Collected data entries
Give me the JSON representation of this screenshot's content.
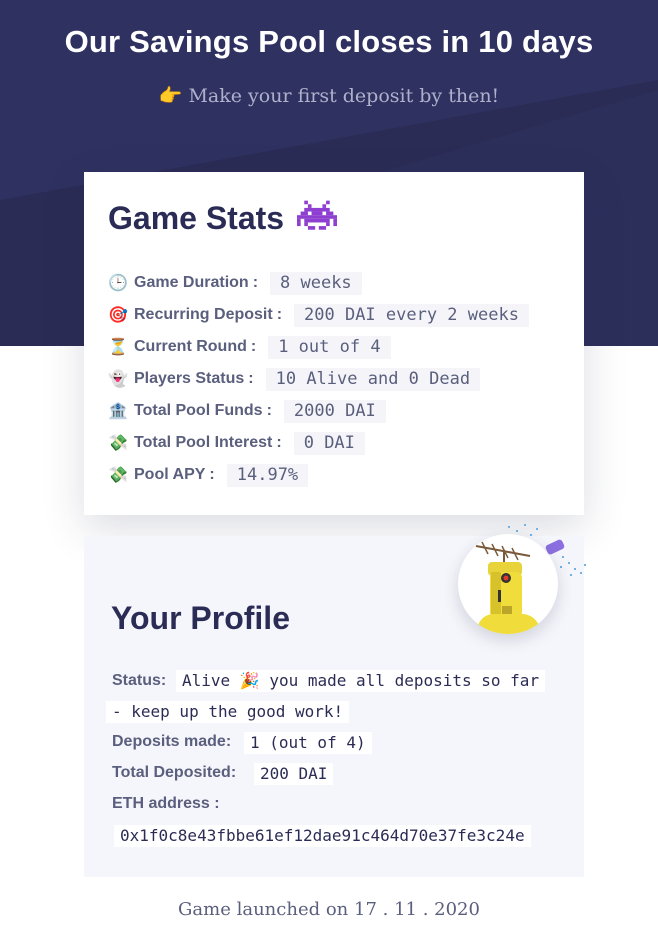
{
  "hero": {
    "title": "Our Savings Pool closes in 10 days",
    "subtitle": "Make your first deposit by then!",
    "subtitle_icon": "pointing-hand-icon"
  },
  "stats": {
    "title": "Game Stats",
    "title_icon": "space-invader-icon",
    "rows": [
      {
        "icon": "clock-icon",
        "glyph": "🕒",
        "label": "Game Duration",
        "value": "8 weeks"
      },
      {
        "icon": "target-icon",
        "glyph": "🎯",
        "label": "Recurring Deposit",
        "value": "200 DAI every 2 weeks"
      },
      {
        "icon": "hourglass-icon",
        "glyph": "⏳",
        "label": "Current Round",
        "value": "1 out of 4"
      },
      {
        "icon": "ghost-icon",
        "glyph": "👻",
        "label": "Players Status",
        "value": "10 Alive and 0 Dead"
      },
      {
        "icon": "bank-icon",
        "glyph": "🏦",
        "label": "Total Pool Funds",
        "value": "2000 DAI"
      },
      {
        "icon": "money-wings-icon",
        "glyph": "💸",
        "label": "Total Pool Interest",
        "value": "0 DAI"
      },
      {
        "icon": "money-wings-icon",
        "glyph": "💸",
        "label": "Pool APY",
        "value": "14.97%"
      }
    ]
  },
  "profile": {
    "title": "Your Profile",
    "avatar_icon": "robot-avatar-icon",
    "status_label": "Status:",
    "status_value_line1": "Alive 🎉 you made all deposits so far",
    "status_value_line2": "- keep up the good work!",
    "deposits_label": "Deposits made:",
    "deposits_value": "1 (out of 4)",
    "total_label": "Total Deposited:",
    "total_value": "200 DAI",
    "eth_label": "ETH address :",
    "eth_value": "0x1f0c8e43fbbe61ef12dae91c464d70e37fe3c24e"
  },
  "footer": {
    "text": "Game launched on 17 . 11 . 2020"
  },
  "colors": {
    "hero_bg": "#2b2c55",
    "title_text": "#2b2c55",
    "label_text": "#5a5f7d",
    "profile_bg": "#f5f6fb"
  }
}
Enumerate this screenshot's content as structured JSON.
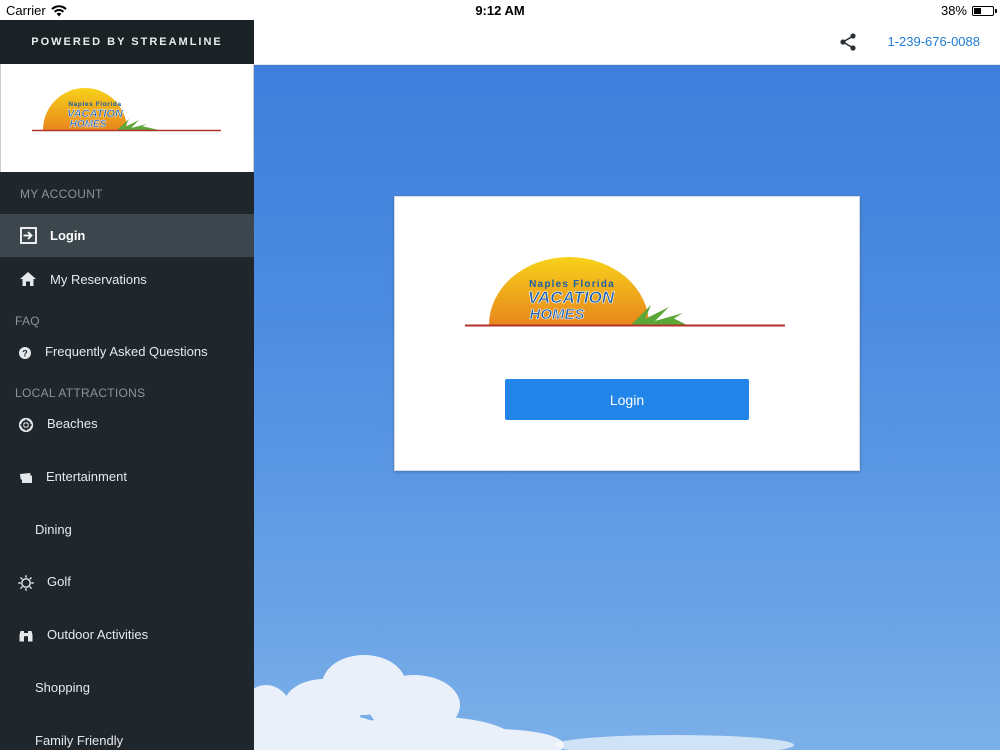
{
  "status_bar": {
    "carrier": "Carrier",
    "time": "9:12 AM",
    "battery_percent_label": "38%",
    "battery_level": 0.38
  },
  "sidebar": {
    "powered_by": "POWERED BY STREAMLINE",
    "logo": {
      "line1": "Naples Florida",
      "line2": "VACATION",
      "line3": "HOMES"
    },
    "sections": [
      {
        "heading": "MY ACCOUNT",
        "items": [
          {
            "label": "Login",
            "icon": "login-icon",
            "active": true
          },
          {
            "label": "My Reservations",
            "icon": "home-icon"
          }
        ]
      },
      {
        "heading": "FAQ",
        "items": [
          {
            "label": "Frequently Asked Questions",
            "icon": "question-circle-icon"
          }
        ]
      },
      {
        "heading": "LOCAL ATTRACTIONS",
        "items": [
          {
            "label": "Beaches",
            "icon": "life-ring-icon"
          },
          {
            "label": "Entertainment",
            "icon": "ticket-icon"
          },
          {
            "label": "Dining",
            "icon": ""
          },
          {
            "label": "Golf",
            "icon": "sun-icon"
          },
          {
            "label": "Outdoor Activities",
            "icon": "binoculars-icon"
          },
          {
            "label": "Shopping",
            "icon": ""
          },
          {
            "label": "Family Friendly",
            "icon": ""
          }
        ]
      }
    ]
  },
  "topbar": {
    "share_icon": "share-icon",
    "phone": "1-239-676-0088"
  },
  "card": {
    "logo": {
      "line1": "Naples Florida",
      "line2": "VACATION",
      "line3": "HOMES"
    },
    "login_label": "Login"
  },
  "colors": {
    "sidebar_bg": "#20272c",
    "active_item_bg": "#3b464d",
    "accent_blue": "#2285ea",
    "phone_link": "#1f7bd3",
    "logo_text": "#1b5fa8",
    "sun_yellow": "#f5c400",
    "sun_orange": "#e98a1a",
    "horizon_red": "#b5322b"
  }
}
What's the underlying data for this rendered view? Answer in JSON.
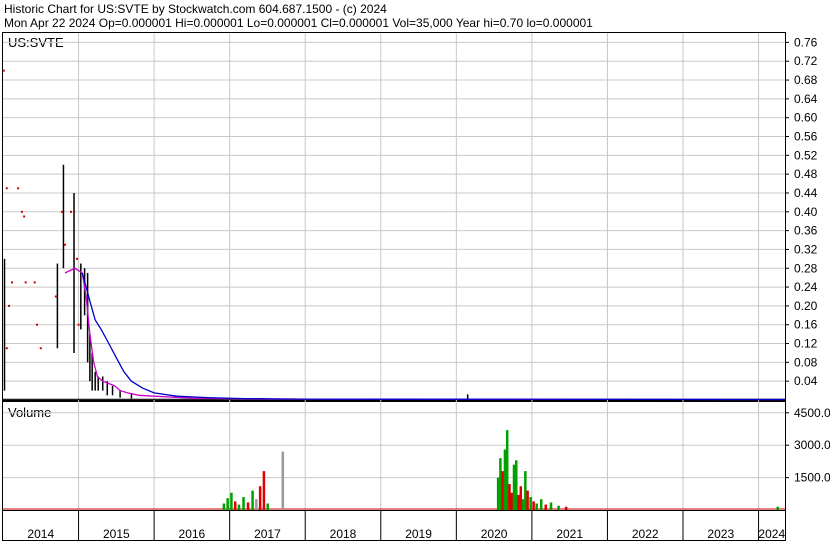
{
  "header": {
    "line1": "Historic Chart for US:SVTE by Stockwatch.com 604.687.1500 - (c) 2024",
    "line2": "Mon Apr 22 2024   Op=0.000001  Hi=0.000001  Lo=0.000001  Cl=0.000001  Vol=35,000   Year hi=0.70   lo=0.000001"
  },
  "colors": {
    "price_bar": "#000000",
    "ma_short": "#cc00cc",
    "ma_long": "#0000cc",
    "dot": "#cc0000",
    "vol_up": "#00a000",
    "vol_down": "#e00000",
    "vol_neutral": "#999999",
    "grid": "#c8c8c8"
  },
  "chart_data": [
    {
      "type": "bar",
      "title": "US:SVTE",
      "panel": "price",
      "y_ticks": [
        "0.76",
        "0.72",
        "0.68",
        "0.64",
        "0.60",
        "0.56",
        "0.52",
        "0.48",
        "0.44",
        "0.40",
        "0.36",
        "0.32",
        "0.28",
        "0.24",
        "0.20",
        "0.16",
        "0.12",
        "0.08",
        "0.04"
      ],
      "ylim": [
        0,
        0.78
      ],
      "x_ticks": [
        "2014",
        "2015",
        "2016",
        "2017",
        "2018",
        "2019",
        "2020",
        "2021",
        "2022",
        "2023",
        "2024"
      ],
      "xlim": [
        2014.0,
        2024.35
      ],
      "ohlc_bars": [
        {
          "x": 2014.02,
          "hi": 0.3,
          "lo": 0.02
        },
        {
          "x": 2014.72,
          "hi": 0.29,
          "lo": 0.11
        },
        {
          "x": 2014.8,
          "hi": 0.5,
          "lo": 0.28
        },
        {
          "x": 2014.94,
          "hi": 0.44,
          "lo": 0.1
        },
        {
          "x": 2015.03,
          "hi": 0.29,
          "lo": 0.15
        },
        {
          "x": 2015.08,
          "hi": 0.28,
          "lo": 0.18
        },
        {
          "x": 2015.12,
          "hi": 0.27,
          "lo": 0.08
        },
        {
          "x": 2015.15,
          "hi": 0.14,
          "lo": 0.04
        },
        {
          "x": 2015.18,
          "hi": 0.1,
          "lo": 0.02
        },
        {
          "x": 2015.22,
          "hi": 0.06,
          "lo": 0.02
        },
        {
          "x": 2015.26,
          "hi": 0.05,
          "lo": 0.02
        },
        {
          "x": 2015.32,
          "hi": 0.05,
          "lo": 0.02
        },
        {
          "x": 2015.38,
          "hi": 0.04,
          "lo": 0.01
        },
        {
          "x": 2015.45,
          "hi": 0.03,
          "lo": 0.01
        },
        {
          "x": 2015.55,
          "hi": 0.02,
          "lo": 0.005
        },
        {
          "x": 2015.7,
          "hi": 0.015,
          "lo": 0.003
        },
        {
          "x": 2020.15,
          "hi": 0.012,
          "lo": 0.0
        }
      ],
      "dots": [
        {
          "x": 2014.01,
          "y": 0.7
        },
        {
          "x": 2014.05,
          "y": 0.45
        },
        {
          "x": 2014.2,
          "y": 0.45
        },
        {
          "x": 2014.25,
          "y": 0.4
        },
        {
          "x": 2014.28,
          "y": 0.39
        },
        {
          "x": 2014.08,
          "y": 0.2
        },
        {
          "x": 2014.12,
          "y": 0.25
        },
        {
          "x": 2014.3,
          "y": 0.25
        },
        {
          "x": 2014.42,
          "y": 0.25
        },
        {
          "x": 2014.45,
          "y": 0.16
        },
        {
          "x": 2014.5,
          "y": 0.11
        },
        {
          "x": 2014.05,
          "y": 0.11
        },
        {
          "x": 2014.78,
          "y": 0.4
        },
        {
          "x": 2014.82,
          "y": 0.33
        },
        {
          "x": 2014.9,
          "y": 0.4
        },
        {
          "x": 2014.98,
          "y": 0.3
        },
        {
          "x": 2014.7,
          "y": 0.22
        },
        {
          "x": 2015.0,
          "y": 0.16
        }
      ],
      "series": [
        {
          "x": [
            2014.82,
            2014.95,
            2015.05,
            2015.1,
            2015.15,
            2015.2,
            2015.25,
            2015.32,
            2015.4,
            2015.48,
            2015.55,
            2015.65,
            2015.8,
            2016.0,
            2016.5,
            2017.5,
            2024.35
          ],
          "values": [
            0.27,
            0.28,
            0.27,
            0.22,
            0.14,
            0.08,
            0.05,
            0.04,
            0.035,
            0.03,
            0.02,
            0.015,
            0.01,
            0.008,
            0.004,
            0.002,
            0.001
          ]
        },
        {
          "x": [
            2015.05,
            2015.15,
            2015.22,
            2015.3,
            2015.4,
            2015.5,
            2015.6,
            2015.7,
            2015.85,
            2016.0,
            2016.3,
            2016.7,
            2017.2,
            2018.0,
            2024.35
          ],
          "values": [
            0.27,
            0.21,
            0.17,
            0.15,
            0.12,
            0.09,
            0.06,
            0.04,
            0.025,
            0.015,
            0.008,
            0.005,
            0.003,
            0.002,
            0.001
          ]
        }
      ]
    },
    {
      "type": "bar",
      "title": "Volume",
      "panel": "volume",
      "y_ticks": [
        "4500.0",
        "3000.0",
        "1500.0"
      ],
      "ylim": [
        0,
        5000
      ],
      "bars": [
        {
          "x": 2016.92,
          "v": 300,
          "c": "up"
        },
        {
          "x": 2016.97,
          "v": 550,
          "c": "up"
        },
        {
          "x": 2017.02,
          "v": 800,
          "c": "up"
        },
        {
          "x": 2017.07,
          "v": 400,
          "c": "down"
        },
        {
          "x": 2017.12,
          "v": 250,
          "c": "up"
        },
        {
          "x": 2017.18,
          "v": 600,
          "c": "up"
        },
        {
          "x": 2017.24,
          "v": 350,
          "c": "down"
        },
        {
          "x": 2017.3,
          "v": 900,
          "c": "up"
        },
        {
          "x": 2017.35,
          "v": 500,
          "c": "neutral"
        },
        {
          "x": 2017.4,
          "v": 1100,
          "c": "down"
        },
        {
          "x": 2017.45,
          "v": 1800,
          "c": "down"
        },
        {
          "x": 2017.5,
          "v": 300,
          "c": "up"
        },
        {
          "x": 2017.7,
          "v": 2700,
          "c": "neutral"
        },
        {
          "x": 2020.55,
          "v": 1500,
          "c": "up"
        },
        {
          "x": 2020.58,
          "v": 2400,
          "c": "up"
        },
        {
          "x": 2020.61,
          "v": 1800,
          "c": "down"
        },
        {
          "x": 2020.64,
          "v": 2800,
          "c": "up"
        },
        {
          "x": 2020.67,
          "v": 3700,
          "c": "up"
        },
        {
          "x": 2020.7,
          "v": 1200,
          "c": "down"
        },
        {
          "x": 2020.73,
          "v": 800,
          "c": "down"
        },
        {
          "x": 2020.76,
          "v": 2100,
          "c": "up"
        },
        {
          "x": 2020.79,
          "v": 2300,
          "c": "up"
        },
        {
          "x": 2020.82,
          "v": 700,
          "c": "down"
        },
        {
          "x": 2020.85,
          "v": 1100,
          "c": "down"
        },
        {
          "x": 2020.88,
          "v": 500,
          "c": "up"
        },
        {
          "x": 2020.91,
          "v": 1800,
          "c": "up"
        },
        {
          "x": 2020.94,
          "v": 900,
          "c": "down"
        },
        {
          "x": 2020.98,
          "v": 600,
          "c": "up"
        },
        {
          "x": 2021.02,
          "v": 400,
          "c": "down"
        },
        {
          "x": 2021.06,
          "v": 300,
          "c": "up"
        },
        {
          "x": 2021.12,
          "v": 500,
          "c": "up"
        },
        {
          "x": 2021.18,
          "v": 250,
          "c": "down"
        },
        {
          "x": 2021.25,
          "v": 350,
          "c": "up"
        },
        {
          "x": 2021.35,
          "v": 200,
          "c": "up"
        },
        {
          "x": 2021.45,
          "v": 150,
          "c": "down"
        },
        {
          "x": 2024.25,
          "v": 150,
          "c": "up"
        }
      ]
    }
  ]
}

* **What to produce**
Working from the entries above, return all lines that contain "this".

* **Expected answer**
Give me the JSON representation of this screenshot's content.
Enumerate this screenshot's content as structured JSON.
What's the underlying data for this rendered view? Answer in JSON.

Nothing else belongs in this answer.